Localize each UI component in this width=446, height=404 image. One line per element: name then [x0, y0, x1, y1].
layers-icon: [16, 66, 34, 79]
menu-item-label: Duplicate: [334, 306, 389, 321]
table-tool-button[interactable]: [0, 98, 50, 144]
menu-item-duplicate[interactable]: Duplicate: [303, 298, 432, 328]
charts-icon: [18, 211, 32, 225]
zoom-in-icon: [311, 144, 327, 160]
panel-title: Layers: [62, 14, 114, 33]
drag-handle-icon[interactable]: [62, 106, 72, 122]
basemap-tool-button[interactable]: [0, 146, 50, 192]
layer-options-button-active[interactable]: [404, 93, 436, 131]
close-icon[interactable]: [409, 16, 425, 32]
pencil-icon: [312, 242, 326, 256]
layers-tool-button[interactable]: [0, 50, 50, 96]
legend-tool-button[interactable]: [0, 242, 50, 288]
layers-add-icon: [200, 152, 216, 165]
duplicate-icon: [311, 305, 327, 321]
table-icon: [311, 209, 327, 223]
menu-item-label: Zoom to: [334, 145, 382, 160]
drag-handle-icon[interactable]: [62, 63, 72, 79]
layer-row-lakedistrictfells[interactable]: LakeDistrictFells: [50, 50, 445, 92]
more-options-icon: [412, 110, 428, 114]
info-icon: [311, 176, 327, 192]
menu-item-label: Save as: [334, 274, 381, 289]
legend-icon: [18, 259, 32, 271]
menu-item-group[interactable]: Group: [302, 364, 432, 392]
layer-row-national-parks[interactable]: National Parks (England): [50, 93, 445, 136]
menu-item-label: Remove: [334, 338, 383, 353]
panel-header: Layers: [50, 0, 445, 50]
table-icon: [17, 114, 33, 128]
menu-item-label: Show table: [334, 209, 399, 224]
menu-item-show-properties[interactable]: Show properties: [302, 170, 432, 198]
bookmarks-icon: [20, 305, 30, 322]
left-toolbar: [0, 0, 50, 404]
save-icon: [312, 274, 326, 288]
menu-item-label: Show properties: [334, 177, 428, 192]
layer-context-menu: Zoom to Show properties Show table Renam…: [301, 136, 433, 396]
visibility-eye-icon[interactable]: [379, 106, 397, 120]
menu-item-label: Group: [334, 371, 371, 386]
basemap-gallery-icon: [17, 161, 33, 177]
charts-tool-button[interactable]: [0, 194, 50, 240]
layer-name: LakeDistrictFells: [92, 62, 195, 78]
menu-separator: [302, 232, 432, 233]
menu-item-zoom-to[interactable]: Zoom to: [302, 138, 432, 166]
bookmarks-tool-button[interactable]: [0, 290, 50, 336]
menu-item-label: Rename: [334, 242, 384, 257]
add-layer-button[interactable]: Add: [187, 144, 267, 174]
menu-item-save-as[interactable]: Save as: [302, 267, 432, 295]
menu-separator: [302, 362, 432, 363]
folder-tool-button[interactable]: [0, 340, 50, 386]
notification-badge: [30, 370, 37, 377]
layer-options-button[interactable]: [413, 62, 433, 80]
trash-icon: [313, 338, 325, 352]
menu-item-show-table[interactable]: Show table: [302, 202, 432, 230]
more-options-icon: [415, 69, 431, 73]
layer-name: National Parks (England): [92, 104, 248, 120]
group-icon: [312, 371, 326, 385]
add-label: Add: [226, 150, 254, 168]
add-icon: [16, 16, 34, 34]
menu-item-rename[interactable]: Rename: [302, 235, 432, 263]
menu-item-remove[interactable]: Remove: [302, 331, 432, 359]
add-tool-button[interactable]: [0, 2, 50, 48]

**********

Aim — Can you update all the records above by changing every "menu-item-label" to "menu-text" and leaving everything else unchanged?

Result —
Localize each UI component in this width=446, height=404 image. One line per element: name then [x0, y0, x1, y1].
layers-icon: [16, 66, 34, 79]
menu-text: Duplicate: [334, 306, 389, 321]
table-tool-button[interactable]: [0, 98, 50, 144]
menu-item-duplicate[interactable]: Duplicate: [303, 298, 432, 328]
charts-icon: [18, 211, 32, 225]
zoom-in-icon: [311, 144, 327, 160]
panel-title: Layers: [62, 14, 114, 33]
drag-handle-icon[interactable]: [62, 106, 72, 122]
basemap-tool-button[interactable]: [0, 146, 50, 192]
layer-options-button-active[interactable]: [404, 93, 436, 131]
close-icon[interactable]: [409, 16, 425, 32]
pencil-icon: [312, 242, 326, 256]
layers-tool-button[interactable]: [0, 50, 50, 96]
legend-tool-button[interactable]: [0, 242, 50, 288]
layers-add-icon: [200, 152, 216, 165]
duplicate-icon: [311, 305, 327, 321]
table-icon: [311, 209, 327, 223]
menu-text: Zoom to: [334, 145, 382, 160]
drag-handle-icon[interactable]: [62, 63, 72, 79]
layer-row-lakedistrictfells[interactable]: LakeDistrictFells: [50, 50, 445, 92]
more-options-icon: [412, 110, 428, 114]
info-icon: [311, 176, 327, 192]
menu-text: Save as: [334, 274, 381, 289]
legend-icon: [18, 259, 32, 271]
menu-item-group[interactable]: Group: [302, 364, 432, 392]
layer-row-national-parks[interactable]: National Parks (England): [50, 93, 445, 136]
menu-text: Remove: [334, 338, 383, 353]
panel-header: Layers: [50, 0, 445, 50]
table-icon: [17, 114, 33, 128]
menu-text: Show table: [334, 209, 399, 224]
menu-item-show-properties[interactable]: Show properties: [302, 170, 432, 198]
bookmarks-icon: [20, 305, 30, 322]
left-toolbar: [0, 0, 50, 404]
save-icon: [312, 274, 326, 288]
menu-text: Show properties: [334, 177, 428, 192]
layer-context-menu: Zoom to Show properties Show table Renam…: [301, 136, 433, 396]
visibility-eye-icon[interactable]: [379, 106, 397, 120]
menu-text: Group: [334, 371, 371, 386]
basemap-gallery-icon: [17, 161, 33, 177]
charts-tool-button[interactable]: [0, 194, 50, 240]
layer-name: LakeDistrictFells: [92, 62, 195, 78]
menu-separator: [302, 232, 432, 233]
menu-item-zoom-to[interactable]: Zoom to: [302, 138, 432, 166]
bookmarks-tool-button[interactable]: [0, 290, 50, 336]
menu-text: Rename: [334, 242, 384, 257]
add-layer-button[interactable]: Add: [187, 144, 267, 174]
menu-item-save-as[interactable]: Save as: [302, 267, 432, 295]
menu-separator: [302, 362, 432, 363]
folder-tool-button[interactable]: [0, 340, 50, 386]
notification-badge: [30, 370, 37, 377]
layer-options-button[interactable]: [413, 62, 433, 80]
trash-icon: [313, 338, 325, 352]
menu-item-show-table[interactable]: Show table: [302, 202, 432, 230]
more-options-icon: [415, 69, 431, 73]
layer-name: National Parks (England): [92, 104, 248, 120]
group-icon: [312, 371, 326, 385]
add-label: Add: [226, 150, 254, 168]
add-icon: [16, 16, 34, 34]
menu-item-rename[interactable]: Rename: [302, 235, 432, 263]
menu-item-remove[interactable]: Remove: [302, 331, 432, 359]
add-tool-button[interactable]: [0, 2, 50, 48]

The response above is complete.